Please retype the records from the line with "demand-table-frame: [8, 2, 512, 525]" up to and including the line with "jill-cell: 0.0: [409, 411, 425, 424]", character for character.
--- begin RECORDS SUPPLIED ---
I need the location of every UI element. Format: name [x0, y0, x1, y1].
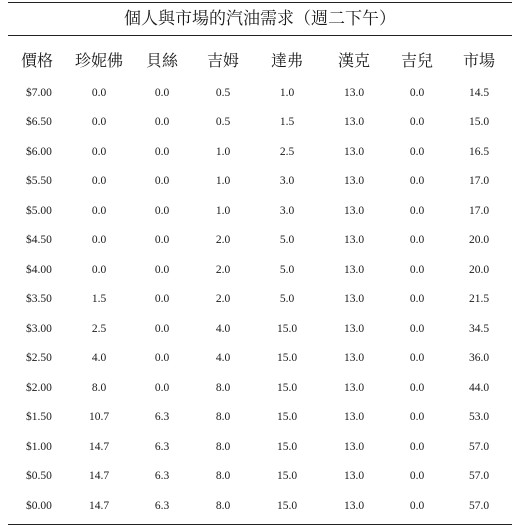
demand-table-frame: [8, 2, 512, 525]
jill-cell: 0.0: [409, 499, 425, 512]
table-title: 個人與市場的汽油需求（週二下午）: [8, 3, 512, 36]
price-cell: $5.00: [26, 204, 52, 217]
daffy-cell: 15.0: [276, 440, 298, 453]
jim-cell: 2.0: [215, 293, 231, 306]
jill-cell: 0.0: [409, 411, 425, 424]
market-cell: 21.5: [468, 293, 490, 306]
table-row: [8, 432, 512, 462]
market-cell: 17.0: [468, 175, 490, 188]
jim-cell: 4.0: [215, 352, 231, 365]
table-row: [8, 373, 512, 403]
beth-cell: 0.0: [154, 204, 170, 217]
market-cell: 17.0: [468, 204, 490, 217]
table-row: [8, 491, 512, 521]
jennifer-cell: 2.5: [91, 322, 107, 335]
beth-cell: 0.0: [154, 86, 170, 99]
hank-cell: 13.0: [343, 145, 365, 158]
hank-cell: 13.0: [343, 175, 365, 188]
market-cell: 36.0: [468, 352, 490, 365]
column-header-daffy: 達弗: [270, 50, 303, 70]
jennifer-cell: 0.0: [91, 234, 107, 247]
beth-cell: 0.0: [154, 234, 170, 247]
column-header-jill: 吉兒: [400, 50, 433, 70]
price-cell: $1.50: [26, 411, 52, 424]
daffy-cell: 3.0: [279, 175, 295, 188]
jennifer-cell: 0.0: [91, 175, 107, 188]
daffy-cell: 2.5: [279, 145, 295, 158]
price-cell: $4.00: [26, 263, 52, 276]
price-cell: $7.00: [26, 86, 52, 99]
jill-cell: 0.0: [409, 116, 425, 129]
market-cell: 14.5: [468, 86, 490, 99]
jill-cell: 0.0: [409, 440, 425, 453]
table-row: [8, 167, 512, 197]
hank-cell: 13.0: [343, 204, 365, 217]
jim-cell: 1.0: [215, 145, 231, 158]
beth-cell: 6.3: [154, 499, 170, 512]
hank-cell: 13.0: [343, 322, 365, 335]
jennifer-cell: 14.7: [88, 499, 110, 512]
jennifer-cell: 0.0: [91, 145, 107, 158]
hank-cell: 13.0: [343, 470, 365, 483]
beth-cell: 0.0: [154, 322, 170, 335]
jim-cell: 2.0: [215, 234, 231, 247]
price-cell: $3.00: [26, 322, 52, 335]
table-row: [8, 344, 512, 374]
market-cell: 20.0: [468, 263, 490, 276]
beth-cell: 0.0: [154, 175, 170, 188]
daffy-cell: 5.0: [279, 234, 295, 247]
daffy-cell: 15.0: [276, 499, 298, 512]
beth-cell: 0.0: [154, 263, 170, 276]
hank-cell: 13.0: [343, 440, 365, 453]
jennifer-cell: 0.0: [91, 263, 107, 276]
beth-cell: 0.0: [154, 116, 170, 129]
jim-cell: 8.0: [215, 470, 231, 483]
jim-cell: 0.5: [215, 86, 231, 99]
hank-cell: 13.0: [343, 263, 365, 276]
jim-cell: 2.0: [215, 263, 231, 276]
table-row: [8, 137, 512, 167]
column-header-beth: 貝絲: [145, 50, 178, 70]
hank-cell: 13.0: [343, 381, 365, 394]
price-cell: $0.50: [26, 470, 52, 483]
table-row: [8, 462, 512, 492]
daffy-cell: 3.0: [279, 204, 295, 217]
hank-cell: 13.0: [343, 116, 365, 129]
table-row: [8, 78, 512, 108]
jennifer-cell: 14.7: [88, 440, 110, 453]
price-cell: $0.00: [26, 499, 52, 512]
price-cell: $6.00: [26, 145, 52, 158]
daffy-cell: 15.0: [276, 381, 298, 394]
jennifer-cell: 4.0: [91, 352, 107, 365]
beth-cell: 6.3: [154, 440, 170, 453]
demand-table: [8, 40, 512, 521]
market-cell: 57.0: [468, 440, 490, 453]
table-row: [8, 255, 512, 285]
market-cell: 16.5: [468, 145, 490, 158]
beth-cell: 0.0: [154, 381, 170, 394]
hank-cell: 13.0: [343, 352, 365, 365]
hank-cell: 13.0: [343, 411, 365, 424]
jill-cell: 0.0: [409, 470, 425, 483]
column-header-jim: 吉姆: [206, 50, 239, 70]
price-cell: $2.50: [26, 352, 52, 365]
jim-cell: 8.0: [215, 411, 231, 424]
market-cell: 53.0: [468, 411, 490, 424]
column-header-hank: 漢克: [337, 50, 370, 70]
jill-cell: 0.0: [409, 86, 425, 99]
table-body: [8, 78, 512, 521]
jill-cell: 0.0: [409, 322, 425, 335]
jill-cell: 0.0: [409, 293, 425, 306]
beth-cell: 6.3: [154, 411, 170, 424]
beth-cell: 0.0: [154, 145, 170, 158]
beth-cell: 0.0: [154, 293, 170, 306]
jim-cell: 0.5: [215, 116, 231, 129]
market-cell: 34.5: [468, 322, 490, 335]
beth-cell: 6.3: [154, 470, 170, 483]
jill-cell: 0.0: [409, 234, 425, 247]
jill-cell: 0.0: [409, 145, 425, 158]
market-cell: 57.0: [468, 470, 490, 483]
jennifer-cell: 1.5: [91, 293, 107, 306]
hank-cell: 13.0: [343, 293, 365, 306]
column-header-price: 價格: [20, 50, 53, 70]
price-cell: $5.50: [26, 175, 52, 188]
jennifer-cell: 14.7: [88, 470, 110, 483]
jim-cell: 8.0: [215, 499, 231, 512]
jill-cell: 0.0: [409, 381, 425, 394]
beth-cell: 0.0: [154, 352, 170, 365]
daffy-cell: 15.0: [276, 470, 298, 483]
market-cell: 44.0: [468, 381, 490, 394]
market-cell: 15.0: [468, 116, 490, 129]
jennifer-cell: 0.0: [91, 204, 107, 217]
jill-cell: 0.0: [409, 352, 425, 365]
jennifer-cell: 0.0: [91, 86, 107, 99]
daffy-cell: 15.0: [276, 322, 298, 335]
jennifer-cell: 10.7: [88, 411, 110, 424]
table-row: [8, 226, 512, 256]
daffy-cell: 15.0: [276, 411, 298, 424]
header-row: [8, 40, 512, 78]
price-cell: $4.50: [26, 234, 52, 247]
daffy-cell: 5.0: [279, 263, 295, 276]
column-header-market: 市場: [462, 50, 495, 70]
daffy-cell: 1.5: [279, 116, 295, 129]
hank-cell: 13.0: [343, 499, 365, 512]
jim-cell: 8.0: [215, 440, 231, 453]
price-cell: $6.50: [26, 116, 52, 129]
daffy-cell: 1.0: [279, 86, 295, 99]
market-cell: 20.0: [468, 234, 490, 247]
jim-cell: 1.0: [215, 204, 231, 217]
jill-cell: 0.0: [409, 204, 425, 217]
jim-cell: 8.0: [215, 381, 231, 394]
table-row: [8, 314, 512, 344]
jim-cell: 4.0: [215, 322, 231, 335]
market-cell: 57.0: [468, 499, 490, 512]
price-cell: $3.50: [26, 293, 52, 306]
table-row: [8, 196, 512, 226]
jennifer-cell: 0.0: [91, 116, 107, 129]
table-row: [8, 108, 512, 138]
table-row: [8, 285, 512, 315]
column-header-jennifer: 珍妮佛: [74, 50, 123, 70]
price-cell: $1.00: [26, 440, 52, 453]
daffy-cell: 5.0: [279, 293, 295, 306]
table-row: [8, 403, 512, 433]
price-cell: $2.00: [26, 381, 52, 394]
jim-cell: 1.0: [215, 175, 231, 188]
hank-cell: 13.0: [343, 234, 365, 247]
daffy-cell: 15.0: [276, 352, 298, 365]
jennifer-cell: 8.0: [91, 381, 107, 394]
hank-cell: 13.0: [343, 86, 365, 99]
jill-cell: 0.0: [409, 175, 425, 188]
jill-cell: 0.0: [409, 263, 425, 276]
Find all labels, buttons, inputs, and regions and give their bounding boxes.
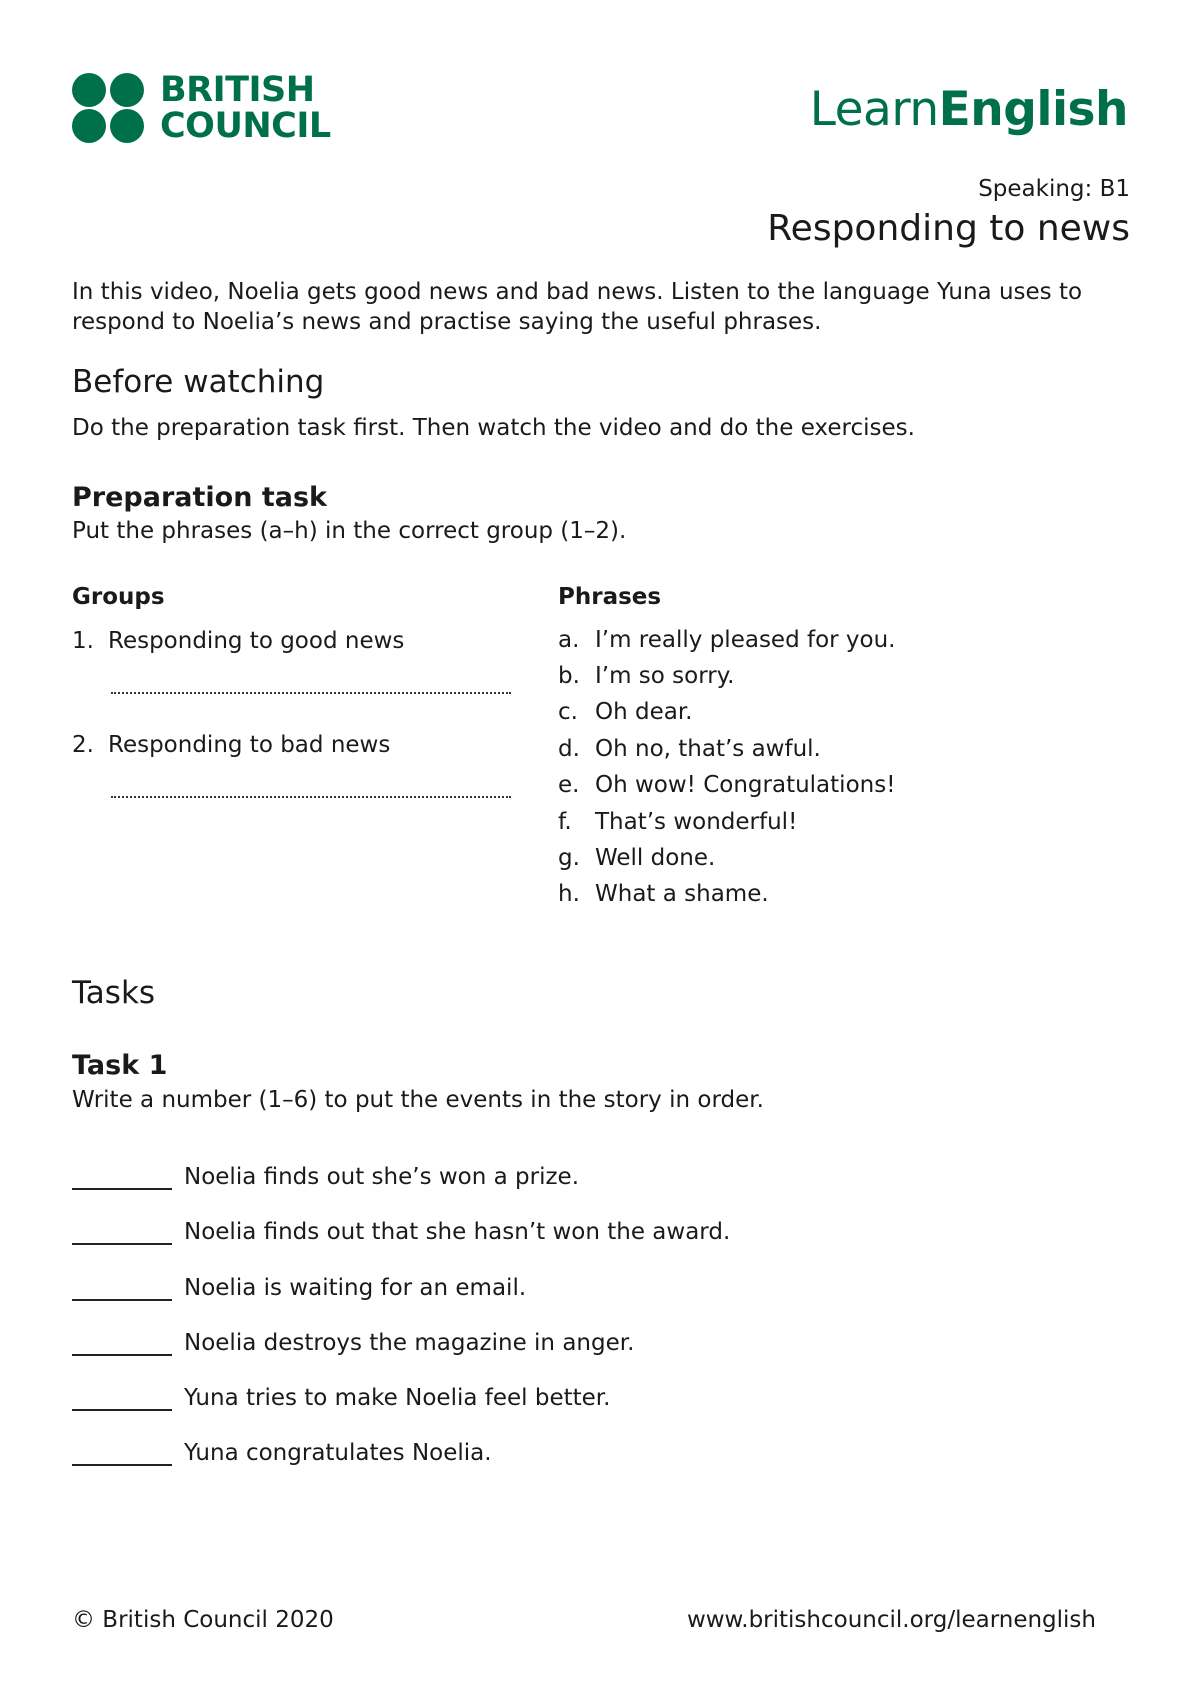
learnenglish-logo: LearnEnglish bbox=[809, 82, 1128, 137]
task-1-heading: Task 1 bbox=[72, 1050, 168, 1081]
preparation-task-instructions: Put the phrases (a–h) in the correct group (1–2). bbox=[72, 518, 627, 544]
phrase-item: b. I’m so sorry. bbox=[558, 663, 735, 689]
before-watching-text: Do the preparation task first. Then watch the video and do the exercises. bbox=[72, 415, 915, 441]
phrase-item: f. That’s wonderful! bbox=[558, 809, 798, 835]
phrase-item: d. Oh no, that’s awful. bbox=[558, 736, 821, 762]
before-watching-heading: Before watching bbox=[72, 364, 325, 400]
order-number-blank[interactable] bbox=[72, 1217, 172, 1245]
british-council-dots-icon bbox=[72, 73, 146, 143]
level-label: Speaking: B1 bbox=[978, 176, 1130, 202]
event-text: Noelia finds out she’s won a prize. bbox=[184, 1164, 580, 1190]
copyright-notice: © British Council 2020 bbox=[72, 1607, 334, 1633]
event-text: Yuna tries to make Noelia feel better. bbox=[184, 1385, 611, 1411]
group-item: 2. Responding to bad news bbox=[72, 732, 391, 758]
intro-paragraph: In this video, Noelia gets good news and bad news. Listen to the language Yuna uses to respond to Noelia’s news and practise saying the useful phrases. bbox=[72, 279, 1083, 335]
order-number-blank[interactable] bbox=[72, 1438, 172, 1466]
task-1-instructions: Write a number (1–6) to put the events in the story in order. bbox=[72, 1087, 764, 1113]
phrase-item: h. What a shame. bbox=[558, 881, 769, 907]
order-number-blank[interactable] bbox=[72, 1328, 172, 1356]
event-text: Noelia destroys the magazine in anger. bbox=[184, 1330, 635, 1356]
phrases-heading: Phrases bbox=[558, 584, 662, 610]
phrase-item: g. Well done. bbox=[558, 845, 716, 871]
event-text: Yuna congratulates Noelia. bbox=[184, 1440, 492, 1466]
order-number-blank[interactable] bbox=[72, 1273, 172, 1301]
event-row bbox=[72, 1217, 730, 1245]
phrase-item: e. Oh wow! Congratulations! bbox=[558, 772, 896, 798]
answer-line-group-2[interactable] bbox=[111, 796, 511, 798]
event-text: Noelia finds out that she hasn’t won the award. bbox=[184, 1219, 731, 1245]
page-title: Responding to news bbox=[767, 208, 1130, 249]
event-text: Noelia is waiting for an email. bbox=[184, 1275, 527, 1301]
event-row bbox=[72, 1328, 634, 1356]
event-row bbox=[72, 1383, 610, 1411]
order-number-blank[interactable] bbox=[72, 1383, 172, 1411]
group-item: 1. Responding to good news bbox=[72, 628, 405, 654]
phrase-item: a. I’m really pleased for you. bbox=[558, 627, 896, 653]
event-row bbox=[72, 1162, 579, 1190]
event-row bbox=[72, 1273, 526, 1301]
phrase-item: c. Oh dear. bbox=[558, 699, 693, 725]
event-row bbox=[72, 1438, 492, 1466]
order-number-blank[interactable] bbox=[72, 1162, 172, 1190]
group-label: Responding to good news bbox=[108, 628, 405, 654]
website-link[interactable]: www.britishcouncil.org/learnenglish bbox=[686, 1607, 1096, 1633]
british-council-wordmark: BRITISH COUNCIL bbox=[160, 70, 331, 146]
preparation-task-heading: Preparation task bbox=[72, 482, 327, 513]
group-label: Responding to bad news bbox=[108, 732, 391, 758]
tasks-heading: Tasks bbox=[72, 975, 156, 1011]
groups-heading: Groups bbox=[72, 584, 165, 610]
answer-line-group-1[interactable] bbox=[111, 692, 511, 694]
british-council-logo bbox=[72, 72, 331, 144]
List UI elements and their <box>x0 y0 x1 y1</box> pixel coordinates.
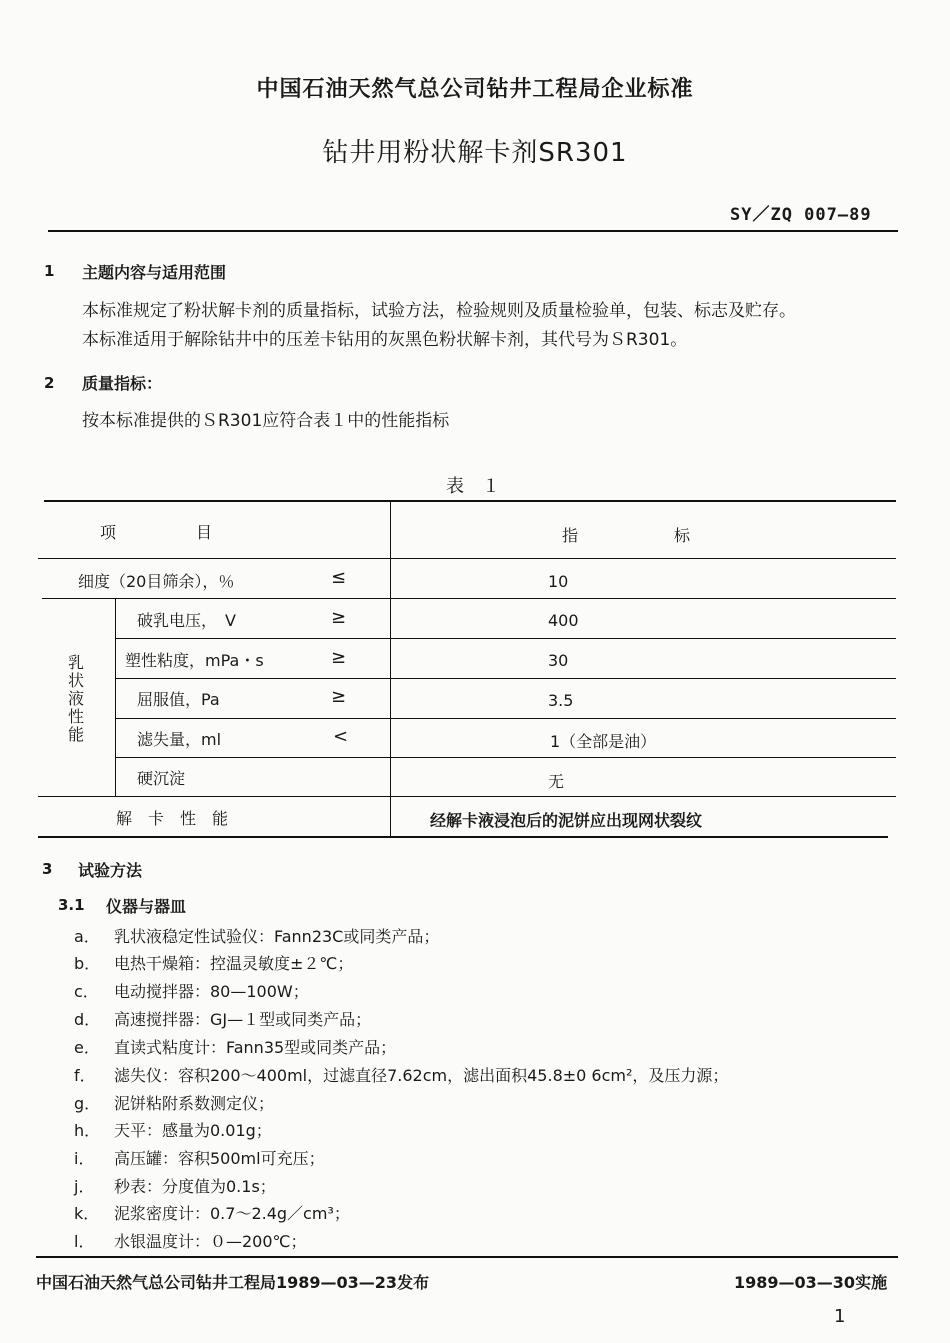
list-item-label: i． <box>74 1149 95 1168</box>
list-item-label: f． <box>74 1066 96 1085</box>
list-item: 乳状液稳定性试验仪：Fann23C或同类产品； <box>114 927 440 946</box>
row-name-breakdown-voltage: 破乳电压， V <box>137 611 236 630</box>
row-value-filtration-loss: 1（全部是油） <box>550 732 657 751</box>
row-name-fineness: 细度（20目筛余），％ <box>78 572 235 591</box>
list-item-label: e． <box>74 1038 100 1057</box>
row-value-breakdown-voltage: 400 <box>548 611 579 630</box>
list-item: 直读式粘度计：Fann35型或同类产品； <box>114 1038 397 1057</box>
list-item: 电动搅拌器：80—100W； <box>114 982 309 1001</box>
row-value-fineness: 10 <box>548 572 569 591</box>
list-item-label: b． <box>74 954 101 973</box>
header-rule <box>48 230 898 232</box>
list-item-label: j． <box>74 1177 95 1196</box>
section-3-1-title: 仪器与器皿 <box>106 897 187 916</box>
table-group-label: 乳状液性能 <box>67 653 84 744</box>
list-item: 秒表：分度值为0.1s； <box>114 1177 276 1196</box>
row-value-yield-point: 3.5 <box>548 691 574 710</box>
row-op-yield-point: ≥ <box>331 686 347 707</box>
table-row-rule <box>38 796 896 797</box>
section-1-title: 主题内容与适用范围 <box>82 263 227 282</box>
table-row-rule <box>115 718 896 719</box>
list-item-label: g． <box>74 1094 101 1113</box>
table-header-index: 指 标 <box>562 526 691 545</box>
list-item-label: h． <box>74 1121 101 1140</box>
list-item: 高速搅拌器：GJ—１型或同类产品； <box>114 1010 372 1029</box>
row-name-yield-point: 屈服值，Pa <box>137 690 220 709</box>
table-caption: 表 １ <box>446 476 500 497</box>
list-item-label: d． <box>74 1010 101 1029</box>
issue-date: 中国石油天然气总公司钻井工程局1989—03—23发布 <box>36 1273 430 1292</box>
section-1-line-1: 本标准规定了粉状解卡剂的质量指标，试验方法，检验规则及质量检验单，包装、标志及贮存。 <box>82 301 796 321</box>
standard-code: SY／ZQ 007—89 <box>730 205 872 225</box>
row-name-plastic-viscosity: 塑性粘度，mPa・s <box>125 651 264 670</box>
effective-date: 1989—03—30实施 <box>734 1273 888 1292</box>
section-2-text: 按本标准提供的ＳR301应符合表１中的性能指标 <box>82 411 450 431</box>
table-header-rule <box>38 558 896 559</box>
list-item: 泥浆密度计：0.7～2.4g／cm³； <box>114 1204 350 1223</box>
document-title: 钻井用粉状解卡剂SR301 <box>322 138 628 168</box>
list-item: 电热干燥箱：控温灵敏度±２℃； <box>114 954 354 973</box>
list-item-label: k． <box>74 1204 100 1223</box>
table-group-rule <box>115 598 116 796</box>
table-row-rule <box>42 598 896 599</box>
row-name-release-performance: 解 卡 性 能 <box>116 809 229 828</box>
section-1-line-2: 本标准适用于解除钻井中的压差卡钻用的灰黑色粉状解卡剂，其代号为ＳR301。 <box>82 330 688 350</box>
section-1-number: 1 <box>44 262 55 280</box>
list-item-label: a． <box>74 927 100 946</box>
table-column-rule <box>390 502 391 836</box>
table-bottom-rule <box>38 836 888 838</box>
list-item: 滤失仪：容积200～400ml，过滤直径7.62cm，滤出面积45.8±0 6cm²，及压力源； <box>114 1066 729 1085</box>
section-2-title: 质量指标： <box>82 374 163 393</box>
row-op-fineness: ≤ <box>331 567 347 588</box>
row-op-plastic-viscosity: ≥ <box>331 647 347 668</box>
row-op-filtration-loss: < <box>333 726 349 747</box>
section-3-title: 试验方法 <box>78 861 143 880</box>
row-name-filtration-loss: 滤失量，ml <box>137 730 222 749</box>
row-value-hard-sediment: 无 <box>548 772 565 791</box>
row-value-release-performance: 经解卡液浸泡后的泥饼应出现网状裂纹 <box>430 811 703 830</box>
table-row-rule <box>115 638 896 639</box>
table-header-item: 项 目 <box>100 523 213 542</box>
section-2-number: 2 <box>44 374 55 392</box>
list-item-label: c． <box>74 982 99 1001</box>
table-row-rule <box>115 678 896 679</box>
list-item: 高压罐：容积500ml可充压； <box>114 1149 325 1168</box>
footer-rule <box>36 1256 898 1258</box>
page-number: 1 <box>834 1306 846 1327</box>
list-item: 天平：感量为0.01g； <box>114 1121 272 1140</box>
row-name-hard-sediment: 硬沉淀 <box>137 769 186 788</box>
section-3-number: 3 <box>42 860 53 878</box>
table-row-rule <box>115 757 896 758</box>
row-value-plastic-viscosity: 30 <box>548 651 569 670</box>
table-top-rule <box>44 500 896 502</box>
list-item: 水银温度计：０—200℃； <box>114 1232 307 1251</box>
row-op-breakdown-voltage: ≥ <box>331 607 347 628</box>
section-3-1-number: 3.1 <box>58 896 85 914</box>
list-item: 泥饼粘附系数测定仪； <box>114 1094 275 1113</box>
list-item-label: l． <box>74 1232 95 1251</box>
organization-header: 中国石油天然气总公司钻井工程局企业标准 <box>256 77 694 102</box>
--- end RECORDS SUPPLIED ---
### SOLVED PROBLEM
demand-table-frame: [8, 2, 512, 525]
jill-cell: 0.0: [409, 499, 425, 512]
table-title: 個人與市場的汽油需求（週二下午）: [8, 3, 512, 36]
price-cell: $5.00: [26, 204, 52, 217]
daffy-cell: 15.0: [276, 440, 298, 453]
jim-cell: 2.0: [215, 293, 231, 306]
jill-cell: 0.0: [409, 411, 425, 424]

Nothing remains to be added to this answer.